== Prompt ==
Write out each entry again. Keep every word exactly as it is.

== Supplied records ==
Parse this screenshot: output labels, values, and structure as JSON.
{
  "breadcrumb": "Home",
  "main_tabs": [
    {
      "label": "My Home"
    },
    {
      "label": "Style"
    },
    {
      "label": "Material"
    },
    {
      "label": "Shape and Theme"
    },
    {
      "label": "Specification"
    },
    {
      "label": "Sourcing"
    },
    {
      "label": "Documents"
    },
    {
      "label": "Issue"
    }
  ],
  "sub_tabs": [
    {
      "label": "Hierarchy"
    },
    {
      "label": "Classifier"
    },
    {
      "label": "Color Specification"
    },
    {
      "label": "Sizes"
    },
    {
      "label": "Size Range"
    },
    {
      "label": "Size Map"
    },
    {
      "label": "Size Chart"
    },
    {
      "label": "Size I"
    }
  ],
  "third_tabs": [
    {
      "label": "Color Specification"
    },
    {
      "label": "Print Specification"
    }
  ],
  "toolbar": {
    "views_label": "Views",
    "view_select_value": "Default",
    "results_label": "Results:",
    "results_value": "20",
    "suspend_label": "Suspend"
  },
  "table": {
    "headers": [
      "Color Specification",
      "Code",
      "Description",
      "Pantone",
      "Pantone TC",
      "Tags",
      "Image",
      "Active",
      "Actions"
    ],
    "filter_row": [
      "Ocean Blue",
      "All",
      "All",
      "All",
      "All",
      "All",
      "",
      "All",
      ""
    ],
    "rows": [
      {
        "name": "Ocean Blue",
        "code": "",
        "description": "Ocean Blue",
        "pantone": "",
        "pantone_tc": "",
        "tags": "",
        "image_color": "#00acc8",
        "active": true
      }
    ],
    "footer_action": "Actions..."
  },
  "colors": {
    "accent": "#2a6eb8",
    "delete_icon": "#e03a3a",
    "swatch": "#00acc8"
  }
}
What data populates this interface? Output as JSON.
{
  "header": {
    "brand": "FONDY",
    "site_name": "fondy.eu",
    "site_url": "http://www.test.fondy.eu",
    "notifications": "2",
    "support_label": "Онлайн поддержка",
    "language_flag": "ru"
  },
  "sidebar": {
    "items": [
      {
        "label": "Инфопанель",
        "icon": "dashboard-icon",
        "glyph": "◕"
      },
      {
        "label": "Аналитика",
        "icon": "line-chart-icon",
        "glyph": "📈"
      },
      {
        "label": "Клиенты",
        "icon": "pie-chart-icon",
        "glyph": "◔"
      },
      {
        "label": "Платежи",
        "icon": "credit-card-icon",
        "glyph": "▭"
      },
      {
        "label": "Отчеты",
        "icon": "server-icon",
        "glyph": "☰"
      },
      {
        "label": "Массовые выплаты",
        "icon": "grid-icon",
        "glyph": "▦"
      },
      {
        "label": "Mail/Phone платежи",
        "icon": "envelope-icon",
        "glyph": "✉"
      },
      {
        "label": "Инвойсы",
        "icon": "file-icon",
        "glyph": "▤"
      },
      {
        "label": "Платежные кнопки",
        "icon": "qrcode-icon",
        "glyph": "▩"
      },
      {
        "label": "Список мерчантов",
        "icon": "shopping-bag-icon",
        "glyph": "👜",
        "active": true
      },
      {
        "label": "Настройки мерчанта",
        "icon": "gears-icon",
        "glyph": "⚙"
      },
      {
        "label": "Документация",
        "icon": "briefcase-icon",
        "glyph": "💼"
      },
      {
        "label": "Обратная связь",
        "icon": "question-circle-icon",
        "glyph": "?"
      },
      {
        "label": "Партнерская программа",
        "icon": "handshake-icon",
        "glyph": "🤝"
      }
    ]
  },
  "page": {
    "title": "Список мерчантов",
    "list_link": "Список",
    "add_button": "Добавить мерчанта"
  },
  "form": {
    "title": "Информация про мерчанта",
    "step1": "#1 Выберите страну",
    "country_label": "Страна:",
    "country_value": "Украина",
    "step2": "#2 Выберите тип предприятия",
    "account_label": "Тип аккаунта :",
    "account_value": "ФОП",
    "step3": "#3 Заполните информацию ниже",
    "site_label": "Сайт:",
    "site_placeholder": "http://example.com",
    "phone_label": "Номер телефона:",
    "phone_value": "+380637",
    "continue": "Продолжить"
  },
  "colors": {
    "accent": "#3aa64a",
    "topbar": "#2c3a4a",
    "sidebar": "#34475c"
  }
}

== Answer to the exercise ==
Parse this screenshot: output labels, values, and structure as JSON.
{
  "breadcrumb": "Home",
  "main_tabs": [
    {
      "label": "My Home"
    },
    {
      "label": "Style"
    },
    {
      "label": "Material"
    },
    {
      "label": "Shape and Theme"
    },
    {
      "label": "Specification"
    },
    {
      "label": "Sourcing"
    },
    {
      "label": "Documents"
    },
    {
      "label": "Issue"
    }
  ],
  "sub_tabs": [
    {
      "label": "Hierarchy"
    },
    {
      "label": "Classifier"
    },
    {
      "label": "Color Specification"
    },
    {
      "label": "Sizes"
    },
    {
      "label": "Size Range"
    },
    {
      "label": "Size Map"
    },
    {
      "label": "Size Chart"
    },
    {
      "label": "Size I"
    }
  ],
  "third_tabs": [
    {
      "label": "Color Specification"
    },
    {
      "label": "Print Specification"
    }
  ],
  "toolbar": {
    "views_label": "Views",
    "view_select_value": "Default",
    "results_label": "Results:",
    "results_value": "20",
    "suspend_label": "Suspend"
  },
  "table": {
    "headers": [
      "Color Specification",
      "Code",
      "Description",
      "Pantone",
      "Pantone TC",
      "Tags",
      "Image",
      "Active",
      "Actions"
    ],
    "filter_row": [
      "Ocean Blue",
      "All",
      "All",
      "All",
      "All",
      "All",
      "",
      "All",
      ""
    ],
    "rows": [
      {
        "name": "Ocean Blue",
        "code": "",
        "description": "Ocean Blue",
        "pantone": "",
        "pantone_tc": "",
        "tags": "",
        "image_color": "#00acc8",
        "active": true
      }
    ],
    "footer_action": "Actions..."
  },
  "colors": {
    "accent": "#2a6eb8",
    "delete_icon": "#e03a3a",
    "swatch": "#00acc8"
  }
}
What data populates this interface? Output as JSON.
{
  "header": {
    "brand": "FONDY",
    "site_name": "fondy.eu",
    "site_url": "http://www.test.fondy.eu",
    "notifications": "2",
    "support_label": "Онлайн поддержка",
    "language_flag": "ru"
  },
  "sidebar": {
    "items": [
      {
        "label": "Инфопанель",
        "icon": "dashboard-icon",
        "glyph": "◕"
      },
      {
        "label": "Аналитика",
        "icon": "line-chart-icon",
        "glyph": "📈"
      },
      {
        "label": "Клиенты",
        "icon": "pie-chart-icon",
        "glyph": "◔"
      },
      {
        "label": "Платежи",
        "icon": "credit-card-icon",
        "glyph": "▭"
      },
      {
        "label": "Отчеты",
        "icon": "server-icon",
        "glyph": "☰"
      },
      {
        "label": "Массовые выплаты",
        "icon": "grid-icon",
        "glyph": "▦"
      },
      {
        "label": "Mail/Phone платежи",
        "icon": "envelope-icon",
        "glyph": "✉"
      },
      {
        "label": "Инвойсы",
        "icon": "file-icon",
        "glyph": "▤"
      },
      {
        "label": "Платежные кнопки",
        "icon": "qrcode-icon",
        "glyph": "▩"
      },
      {
        "label": "Список мерчантов",
        "icon": "shopping-bag-icon",
        "glyph": "👜",
        "active": true
      },
      {
        "label": "Настройки мерчанта",
        "icon": "gears-icon",
        "glyph": "⚙"
      },
      {
        "label": "Документация",
        "icon": "briefcase-icon",
        "glyph": "💼"
      },
      {
        "label": "Обратная связь",
        "icon": "question-circle-icon",
        "glyph": "?"
      },
      {
        "label": "Партнерская программа",
        "icon": "handshake-icon",
        "glyph": "🤝"
      }
    ]
  },
  "page": {
    "title": "Список мерчантов",
    "list_link": "Список",
    "add_button": "Добавить мерчанта"
  },
  "form": {
    "title": "Информация про мерчанта",
    "step1": "#1 Выберите страну",
    "country_label": "Страна:",
    "country_value": "Украина",
    "step2": "#2 Выберите тип предприятия",
    "account_label": "Тип аккаунта :",
    "account_value": "ФОП",
    "step3": "#3 Заполните информацию ниже",
    "site_label": "Сайт:",
    "site_placeholder": "http://example.com",
    "phone_label": "Номер телефона:",
    "phone_value": "+380637",
    "continue": "Продолжить"
  },
  "colors": {
    "accent": "#3aa64a",
    "topbar": "#2c3a4a",
    "sidebar": "#34475c"
  }
}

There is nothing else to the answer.